> **TASK GOAL**: Pull each line holding "this" out of the entries below.

Data records
========================================

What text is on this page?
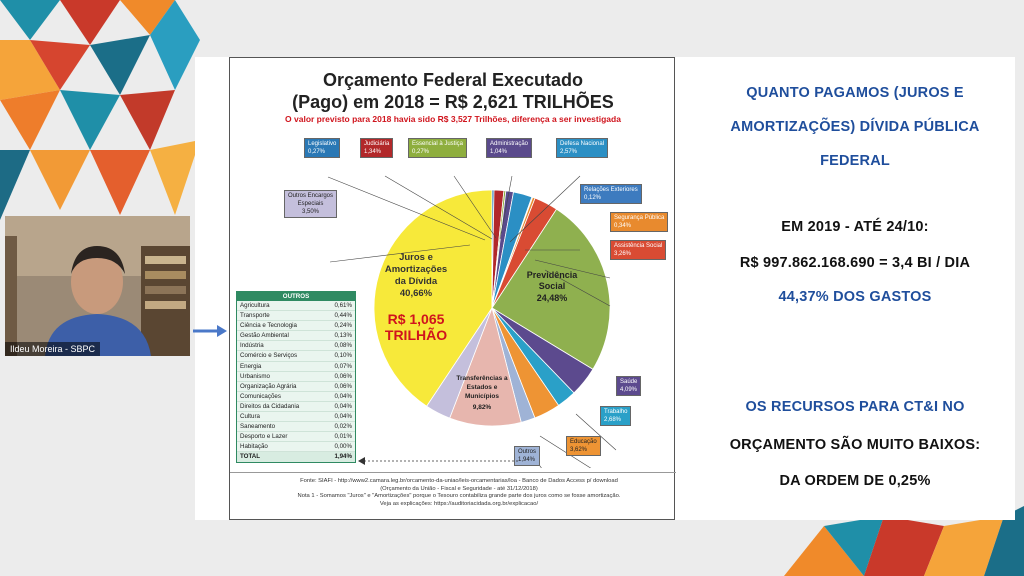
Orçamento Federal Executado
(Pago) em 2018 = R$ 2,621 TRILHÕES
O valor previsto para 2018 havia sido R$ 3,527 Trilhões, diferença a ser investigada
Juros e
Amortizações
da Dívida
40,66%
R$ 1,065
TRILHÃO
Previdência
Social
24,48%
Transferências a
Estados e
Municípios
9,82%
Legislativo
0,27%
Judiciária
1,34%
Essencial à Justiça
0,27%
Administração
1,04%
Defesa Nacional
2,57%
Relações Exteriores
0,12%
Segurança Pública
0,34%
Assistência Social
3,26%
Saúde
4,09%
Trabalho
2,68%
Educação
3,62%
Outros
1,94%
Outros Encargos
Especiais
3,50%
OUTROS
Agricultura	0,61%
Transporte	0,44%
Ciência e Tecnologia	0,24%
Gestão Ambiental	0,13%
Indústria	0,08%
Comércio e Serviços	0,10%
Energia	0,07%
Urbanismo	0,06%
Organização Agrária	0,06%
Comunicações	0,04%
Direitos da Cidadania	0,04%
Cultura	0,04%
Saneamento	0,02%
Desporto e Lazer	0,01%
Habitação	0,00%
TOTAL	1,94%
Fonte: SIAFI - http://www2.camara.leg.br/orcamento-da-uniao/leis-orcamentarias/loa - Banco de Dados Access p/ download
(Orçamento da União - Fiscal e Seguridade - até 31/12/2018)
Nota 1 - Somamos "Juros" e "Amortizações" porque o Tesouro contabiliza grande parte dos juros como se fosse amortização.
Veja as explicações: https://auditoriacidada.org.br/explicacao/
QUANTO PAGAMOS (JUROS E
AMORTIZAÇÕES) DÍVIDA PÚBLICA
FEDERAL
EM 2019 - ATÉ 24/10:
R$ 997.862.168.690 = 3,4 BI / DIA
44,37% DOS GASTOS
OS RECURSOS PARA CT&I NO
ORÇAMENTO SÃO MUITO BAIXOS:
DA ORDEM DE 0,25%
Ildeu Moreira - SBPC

========================================

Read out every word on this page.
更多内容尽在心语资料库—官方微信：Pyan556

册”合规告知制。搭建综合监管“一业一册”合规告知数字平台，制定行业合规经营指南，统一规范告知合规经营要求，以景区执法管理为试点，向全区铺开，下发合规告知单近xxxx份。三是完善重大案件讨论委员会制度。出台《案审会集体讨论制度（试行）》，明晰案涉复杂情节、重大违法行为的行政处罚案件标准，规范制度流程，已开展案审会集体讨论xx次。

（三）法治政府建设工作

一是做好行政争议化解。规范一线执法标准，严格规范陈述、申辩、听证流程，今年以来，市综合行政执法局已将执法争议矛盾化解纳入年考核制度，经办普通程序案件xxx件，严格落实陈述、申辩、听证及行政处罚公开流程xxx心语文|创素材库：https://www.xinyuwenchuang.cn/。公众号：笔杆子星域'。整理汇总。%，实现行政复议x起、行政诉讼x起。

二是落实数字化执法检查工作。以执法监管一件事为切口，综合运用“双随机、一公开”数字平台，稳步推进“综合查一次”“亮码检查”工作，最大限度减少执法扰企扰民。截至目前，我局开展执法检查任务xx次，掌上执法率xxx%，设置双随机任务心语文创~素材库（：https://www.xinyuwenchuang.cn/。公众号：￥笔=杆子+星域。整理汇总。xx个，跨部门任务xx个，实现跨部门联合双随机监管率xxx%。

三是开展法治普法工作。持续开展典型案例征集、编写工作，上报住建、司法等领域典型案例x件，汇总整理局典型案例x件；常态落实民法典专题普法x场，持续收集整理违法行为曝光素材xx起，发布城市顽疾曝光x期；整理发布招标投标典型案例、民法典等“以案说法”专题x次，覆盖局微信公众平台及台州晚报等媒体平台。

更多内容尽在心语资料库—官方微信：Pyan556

========================================

> **RESULT**:
What text is on this page?
Read out every word on this page.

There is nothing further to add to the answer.